Recorded data:
## begin

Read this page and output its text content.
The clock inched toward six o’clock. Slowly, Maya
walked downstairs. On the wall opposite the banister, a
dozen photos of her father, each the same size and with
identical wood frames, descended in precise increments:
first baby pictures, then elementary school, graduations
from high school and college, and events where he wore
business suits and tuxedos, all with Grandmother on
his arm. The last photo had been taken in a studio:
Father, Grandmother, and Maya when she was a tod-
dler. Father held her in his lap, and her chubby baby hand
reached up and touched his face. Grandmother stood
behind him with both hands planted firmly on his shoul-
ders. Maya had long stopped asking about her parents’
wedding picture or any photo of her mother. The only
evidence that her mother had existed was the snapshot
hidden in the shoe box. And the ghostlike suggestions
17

## end
## begin

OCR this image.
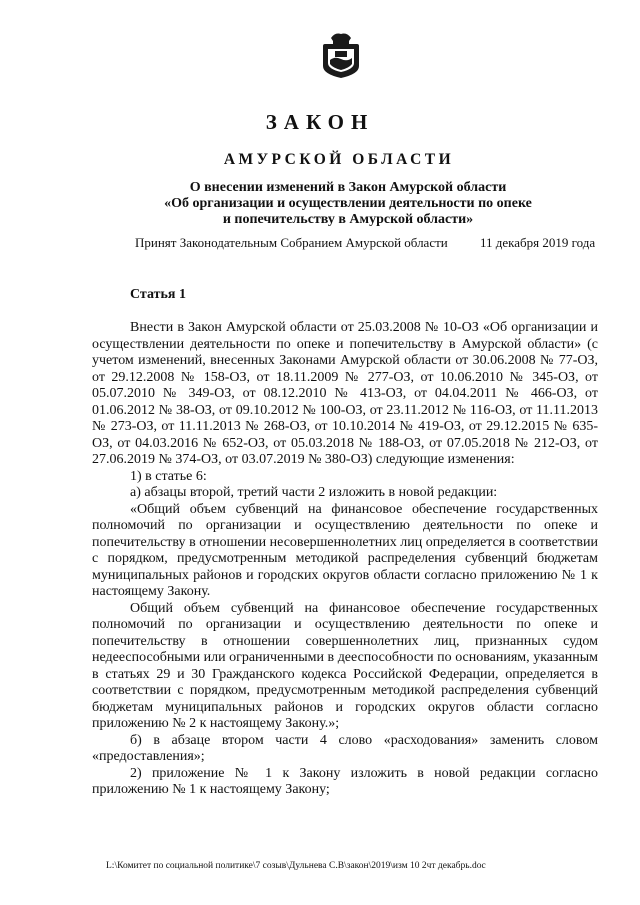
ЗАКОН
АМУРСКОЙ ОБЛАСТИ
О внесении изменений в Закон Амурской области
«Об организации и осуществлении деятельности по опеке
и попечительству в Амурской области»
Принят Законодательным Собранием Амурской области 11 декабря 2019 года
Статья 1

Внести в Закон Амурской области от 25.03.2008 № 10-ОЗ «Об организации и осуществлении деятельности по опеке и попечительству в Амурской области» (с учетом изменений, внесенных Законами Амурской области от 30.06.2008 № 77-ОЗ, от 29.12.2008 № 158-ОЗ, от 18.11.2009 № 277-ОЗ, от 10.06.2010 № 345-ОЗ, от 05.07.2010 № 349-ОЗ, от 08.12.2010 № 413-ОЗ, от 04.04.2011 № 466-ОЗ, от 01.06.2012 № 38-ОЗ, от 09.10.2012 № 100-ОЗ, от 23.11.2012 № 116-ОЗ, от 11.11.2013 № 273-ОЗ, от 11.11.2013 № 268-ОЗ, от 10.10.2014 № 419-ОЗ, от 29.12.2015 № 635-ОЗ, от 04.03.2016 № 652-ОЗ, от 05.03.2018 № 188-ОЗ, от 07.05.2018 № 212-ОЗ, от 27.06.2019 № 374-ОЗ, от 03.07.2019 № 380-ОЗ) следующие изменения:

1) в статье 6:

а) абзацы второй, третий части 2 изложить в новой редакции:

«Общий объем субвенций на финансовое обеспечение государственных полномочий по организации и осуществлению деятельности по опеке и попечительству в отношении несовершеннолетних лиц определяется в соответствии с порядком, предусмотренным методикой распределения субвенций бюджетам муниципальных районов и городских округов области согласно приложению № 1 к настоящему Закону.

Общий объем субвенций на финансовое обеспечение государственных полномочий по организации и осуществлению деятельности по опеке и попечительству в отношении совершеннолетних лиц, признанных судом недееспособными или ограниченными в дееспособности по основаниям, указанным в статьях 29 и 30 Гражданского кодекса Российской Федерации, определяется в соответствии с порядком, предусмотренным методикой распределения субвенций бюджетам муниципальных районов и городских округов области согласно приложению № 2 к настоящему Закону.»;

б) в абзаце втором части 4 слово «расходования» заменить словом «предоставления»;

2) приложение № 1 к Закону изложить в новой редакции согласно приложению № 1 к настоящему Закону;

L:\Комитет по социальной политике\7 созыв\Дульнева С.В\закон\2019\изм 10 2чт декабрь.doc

## end
## begin

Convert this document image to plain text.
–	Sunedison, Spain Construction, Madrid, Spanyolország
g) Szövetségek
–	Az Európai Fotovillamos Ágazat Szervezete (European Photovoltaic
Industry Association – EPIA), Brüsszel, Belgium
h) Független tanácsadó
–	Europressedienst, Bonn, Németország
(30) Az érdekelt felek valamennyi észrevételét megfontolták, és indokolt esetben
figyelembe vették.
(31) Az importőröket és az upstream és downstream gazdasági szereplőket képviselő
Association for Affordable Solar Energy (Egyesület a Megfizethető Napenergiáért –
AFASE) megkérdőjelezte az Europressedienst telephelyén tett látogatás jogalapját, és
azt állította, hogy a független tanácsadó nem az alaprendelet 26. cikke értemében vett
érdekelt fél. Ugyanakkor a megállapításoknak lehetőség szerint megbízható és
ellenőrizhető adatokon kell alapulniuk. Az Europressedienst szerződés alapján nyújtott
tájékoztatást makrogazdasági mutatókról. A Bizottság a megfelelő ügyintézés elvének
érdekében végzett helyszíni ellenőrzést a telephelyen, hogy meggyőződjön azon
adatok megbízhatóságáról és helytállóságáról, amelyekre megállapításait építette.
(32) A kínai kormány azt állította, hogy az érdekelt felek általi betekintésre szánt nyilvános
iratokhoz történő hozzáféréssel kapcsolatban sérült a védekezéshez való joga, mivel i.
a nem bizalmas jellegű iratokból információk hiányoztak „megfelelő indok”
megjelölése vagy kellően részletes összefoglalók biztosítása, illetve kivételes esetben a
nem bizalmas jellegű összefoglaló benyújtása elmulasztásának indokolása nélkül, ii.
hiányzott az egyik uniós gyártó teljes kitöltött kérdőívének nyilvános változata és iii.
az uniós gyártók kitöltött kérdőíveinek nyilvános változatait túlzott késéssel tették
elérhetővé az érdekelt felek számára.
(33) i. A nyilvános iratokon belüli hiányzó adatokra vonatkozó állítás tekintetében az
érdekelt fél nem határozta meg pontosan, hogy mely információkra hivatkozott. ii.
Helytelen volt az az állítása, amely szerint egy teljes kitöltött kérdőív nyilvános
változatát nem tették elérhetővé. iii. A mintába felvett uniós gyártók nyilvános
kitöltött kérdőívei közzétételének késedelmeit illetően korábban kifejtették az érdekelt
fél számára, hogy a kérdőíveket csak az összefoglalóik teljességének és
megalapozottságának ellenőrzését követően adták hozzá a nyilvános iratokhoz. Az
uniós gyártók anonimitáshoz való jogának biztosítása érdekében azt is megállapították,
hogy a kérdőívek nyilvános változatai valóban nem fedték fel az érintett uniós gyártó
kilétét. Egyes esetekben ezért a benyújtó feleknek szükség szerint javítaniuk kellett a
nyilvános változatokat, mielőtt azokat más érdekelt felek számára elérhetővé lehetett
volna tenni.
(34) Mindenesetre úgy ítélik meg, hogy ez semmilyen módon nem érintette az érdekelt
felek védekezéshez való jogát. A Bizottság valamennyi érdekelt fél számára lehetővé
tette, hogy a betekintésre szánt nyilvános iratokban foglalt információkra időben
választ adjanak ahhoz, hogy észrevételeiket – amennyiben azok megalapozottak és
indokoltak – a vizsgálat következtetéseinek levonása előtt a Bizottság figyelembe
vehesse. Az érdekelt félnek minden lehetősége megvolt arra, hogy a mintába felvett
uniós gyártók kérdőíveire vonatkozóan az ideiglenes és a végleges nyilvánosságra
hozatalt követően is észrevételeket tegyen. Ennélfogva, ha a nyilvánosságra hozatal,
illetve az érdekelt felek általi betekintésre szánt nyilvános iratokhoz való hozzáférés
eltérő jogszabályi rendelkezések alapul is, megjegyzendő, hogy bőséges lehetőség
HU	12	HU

## end

The task
Pick out the lines containing the word "követően" and show them.

Result of the task
megalapozottságának ellenőrzését követően adták hozzá a nyilvános iratokhoz. Az
hozatalt követően is észrevételeket tegyen. Ennélfogva, ha a nyilvánosságra hozatal,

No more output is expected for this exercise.